_Exercise requirements_.
Count lines with "persuasivos" in them. Report only the total.

---------- Working data

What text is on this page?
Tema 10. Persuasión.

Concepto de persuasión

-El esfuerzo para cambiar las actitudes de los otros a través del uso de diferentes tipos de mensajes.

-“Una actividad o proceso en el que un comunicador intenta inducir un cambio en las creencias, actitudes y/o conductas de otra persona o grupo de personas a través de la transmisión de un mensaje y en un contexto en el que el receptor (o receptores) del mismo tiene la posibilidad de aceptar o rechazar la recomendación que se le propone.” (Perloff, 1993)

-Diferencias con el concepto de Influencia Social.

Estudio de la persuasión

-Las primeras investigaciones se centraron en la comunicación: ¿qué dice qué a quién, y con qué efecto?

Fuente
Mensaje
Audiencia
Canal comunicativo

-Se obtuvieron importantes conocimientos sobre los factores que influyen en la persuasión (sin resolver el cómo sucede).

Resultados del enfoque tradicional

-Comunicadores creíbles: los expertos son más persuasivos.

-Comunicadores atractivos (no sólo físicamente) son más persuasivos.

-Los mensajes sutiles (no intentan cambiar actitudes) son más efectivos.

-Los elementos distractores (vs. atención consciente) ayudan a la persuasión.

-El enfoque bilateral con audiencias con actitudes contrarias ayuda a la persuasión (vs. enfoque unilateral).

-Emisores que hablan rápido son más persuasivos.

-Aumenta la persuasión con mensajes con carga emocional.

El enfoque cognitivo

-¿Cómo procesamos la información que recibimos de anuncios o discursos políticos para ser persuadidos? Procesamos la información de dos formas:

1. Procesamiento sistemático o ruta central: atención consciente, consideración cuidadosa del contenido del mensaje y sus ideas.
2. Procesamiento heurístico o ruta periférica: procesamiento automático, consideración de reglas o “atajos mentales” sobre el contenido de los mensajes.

--------------------

_In response_.
3